Task prompt. Render the records as a JSON list of strings, one string per line with blank lines omitted, covering everything from the first line of the records down to the line containing "intro-bold-4: industrial projects", both included.

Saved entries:
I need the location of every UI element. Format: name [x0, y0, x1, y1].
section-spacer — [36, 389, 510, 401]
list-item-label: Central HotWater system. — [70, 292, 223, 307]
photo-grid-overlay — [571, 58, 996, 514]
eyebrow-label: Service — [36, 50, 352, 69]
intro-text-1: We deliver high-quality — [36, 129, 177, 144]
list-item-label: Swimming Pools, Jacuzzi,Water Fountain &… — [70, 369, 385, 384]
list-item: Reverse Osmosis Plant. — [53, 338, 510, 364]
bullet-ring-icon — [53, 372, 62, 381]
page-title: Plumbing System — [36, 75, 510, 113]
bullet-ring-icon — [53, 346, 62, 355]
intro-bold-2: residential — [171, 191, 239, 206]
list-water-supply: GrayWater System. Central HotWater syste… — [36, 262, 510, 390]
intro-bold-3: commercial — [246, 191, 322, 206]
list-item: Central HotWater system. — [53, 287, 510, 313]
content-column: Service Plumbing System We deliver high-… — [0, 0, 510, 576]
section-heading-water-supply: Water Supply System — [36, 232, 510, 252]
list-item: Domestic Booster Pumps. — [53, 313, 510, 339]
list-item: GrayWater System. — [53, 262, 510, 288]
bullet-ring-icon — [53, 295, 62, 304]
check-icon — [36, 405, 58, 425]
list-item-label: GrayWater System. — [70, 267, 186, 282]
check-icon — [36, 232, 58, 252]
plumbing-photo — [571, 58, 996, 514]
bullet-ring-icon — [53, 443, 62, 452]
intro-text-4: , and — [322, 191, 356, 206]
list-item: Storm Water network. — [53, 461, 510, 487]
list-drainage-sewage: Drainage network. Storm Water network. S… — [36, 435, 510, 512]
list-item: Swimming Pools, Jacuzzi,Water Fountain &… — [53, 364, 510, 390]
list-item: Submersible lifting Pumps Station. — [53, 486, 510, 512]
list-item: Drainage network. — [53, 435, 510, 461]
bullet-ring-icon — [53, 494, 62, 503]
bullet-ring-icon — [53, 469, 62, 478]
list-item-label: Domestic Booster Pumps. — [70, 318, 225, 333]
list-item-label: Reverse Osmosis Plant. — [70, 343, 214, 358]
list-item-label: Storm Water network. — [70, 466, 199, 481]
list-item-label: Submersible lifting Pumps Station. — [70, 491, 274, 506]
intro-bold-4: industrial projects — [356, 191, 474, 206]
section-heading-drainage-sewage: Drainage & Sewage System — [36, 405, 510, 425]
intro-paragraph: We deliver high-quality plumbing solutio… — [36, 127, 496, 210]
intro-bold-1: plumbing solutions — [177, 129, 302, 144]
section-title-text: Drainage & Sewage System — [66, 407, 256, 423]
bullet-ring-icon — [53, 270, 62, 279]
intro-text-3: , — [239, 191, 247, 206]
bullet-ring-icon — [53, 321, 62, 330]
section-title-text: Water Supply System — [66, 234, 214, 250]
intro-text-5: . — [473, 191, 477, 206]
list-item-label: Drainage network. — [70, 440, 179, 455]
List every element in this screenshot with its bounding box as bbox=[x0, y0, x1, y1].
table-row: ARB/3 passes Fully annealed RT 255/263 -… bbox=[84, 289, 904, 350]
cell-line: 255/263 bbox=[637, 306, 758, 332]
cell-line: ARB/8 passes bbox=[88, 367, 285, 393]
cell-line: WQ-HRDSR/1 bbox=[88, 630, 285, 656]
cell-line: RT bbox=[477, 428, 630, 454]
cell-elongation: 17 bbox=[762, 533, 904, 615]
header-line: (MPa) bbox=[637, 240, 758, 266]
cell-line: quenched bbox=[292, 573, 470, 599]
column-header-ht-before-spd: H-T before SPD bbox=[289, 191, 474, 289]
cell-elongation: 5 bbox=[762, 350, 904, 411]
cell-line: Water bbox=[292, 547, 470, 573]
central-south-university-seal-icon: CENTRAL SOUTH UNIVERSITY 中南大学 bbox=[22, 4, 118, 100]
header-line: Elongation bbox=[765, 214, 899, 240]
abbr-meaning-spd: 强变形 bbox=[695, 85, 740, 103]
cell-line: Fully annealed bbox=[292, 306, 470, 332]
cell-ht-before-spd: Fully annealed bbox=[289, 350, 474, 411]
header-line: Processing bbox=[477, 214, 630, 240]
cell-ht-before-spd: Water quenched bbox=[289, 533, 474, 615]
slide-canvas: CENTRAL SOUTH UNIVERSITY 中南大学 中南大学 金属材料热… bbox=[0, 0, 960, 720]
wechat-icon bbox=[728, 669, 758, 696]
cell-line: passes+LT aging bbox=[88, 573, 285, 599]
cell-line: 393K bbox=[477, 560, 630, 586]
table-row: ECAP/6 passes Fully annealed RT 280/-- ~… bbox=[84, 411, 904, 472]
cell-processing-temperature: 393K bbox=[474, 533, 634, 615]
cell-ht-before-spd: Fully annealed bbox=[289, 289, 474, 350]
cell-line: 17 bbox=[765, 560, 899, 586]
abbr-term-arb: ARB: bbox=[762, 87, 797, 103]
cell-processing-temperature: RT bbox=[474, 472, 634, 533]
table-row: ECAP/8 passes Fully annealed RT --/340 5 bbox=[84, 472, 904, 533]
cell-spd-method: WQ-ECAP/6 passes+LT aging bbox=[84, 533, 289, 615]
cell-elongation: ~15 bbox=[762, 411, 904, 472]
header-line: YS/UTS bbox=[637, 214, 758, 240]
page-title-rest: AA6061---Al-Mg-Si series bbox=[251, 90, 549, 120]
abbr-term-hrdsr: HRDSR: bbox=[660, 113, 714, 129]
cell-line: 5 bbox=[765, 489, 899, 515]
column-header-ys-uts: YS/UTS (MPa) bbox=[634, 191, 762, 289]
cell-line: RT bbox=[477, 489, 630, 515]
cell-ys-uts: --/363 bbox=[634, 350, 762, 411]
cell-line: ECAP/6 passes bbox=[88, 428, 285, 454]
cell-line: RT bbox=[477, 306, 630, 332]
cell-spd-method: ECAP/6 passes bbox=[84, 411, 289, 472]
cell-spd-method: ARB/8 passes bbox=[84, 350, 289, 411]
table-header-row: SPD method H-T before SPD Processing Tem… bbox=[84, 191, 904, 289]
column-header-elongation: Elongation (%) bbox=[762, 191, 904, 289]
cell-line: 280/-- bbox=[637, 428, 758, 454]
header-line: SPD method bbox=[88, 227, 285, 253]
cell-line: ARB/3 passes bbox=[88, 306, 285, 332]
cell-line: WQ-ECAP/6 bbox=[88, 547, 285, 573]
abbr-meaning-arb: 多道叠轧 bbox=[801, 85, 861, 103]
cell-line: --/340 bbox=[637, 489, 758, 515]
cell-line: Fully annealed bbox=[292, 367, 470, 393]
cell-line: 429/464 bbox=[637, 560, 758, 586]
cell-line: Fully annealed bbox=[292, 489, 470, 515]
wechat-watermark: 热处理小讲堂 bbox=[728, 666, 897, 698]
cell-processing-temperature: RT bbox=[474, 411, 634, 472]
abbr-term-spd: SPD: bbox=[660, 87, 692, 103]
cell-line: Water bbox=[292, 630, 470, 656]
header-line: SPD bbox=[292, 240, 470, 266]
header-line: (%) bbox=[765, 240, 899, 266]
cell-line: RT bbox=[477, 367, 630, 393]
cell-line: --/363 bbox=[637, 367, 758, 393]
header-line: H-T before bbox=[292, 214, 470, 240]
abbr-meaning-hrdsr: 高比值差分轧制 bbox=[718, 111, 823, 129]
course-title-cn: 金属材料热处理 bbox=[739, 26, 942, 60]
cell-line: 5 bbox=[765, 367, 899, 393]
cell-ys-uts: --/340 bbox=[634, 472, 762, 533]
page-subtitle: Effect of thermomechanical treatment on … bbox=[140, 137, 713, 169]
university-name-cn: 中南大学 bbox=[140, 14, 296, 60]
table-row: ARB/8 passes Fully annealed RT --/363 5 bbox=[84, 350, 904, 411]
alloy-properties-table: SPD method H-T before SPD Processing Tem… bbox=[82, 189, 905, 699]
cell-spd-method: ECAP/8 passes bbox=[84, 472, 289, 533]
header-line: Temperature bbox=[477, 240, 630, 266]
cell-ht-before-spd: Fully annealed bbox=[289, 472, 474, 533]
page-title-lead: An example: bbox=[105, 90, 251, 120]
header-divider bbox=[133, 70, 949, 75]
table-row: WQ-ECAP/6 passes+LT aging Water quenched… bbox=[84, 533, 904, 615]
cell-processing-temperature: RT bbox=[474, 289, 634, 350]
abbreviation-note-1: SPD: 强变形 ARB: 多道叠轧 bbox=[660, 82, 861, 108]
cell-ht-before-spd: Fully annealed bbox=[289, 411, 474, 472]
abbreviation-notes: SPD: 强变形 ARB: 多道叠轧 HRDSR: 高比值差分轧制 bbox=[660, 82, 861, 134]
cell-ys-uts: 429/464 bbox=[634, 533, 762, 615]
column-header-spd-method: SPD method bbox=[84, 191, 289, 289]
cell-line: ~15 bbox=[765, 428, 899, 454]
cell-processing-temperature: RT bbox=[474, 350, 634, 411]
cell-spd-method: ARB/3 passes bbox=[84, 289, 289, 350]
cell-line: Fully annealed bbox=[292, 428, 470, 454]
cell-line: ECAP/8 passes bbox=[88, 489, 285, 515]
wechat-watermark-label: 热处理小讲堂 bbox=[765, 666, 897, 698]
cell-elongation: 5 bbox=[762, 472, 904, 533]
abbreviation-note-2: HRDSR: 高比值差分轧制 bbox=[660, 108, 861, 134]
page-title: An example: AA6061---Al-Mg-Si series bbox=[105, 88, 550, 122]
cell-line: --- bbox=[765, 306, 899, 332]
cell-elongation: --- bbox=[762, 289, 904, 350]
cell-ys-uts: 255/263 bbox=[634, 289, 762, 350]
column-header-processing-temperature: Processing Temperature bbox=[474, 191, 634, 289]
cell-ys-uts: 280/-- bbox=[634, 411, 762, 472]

Written answer.
[
  "I need the location of every UI element. Format: name [x0, y0, x1, y1].",
  "section-spacer — [36, 389, 510, 401]",
  "list-item-label: Central HotWater system. — [70, 292, 223, 307]",
  "photo-grid-overlay — [571, 58, 996, 514]",
  "eyebrow-label: Service — [36, 50, 352, 69]",
  "intro-text-1: We deliver high-quality — [36, 129, 177, 144]",
  "list-item-label: Swimming Pools, Jacuzzi,Water Fountain &… — [70, 369, 385, 384]",
  "list-item: Reverse Osmosis Plant. — [53, 338, 510, 364]",
  "bullet-ring-icon — [53, 372, 62, 381]",
  "page-title: Plumbing System — [36, 75, 510, 113]",
  "bullet-ring-icon — [53, 346, 62, 355]",
  "intro-bold-2: residential — [171, 191, 239, 206]",
  "list-water-supply: GrayWater System. Central HotWater syste… — [36, 262, 510, 390]",
  "intro-bold-3: commercial — [246, 191, 322, 206]",
  "list-item: Central HotWater system. — [53, 287, 510, 313]",
  "content-column: Service Plumbing System We deliver high-… — [0, 0, 510, 576]",
  "section-heading-water-supply: Water Supply System — [36, 232, 510, 252]",
  "list-item: Domestic Booster Pumps. — [53, 313, 510, 339]",
  "list-item: GrayWater System. — [53, 262, 510, 288]",
  "bullet-ring-icon — [53, 295, 62, 304]",
  "check-icon — [36, 405, 58, 425]",
  "list-item-label: GrayWater System. — [70, 267, 186, 282]",
  "check-icon — [36, 232, 58, 252]",
  "plumbing-photo — [571, 58, 996, 514]",
  "bullet-ring-icon — [53, 443, 62, 452]",
  "intro-text-4: , and — [322, 191, 356, 206]",
  "list-item: Storm Water network. — [53, 461, 510, 487]",
  "list-drainage-sewage: Drainage network. Storm Water network. S… — [36, 435, 510, 512]",
  "list-item: Swimming Pools, Jacuzzi,Water Fountain &… — [53, 364, 510, 390]",
  "list-item: Submersible lifting Pumps Station. — [53, 486, 510, 512]",
  "list-item: Drainage network. — [53, 435, 510, 461]",
  "bullet-ring-icon — [53, 494, 62, 503]",
  "bullet-ring-icon — [53, 469, 62, 478]",
  "list-item-label: Domestic Booster Pumps. — [70, 318, 225, 333]",
  "list-item-label: Reverse Osmosis Plant. — [70, 343, 214, 358]",
  "list-item-label: Storm Water network. — [70, 466, 199, 481]",
  "list-item-label: Submersible lifting Pumps Station. — [70, 491, 274, 506]",
  "intro-bold-4: industrial projects — [356, 191, 474, 206]"
]